* Do this *
Locate the line that contains "Read out every word on this page.". Copy it and every following line through the end of the records, exactly, and include nothing else.

* Supplied material *

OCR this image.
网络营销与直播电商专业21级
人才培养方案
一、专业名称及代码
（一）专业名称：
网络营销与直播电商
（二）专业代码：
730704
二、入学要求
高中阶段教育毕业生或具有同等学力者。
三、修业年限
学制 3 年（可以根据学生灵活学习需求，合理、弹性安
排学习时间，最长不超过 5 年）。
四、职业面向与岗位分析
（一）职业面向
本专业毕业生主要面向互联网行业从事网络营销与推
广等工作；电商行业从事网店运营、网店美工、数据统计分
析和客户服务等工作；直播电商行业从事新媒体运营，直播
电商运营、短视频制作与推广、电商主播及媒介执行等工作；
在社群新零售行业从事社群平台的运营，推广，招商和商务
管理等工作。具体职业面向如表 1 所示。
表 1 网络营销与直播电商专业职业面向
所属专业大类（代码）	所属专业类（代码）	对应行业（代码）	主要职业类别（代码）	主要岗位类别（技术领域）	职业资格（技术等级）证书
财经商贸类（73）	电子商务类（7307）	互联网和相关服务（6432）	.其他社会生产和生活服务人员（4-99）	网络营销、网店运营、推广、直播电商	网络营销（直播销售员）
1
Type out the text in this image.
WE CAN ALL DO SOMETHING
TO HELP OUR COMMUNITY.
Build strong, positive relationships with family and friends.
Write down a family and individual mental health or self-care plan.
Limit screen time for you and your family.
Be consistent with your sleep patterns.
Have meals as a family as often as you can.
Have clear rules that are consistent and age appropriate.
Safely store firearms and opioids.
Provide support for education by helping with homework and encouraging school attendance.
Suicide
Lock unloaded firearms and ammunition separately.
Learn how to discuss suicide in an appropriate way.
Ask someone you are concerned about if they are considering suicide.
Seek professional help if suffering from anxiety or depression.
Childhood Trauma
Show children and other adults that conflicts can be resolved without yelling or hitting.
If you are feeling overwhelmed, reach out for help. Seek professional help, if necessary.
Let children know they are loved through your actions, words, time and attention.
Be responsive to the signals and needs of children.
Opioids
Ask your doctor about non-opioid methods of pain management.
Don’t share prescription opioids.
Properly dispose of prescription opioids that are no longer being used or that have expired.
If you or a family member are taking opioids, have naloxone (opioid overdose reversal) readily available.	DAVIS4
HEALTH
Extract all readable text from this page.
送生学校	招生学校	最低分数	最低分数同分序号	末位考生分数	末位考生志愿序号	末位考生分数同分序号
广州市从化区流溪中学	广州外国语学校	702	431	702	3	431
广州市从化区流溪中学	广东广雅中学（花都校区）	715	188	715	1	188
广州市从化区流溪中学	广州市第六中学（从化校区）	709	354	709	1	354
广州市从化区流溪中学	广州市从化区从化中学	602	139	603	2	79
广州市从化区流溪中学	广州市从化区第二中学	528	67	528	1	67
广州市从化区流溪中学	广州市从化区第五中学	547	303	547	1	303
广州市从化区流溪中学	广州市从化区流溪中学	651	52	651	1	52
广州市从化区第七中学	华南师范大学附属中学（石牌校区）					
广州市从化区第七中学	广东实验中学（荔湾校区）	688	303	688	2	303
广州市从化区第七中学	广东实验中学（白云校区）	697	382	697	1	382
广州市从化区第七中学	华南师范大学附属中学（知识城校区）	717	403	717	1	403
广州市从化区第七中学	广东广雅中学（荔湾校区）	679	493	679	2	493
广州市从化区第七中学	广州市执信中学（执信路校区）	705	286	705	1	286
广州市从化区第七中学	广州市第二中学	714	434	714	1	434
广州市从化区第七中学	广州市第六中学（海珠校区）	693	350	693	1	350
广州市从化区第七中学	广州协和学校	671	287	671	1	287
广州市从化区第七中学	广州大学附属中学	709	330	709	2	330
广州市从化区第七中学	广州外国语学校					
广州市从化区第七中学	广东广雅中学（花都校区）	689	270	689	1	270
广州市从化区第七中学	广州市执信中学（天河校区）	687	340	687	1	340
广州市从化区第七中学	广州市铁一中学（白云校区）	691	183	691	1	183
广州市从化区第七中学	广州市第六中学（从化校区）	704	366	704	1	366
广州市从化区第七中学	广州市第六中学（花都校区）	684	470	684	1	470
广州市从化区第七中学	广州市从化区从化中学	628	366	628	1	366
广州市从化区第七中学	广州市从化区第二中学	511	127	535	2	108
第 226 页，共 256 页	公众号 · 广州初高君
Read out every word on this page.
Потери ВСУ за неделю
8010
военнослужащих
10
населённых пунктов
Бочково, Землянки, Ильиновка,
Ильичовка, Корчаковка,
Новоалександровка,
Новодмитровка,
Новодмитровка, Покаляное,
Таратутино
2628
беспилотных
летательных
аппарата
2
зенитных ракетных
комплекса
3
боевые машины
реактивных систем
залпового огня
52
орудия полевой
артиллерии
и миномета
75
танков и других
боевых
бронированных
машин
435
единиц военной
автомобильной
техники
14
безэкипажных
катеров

* Solved exercise *
Read out every word on this page.
Потери ВСУ за неделю
8010
военнослужащих
10
населённых пунктов
Бочково, Землянки, Ильиновка,
Ильичовка, Корчаковка,
Новоалександровка,
Новодмитровка,
Новодмитровка, Покаляное,
Таратутино
2628
беспилотных
летательных
аппарата
2
зенитных ракетных
комплекса
3
боевые машины
реактивных систем
залпового огня
52
орудия полевой
артиллерии
и миномета
75
танков и других
боевых
бронированных
машин
435
единиц военной
автомобильной
техники
14
безэкипажных
катеров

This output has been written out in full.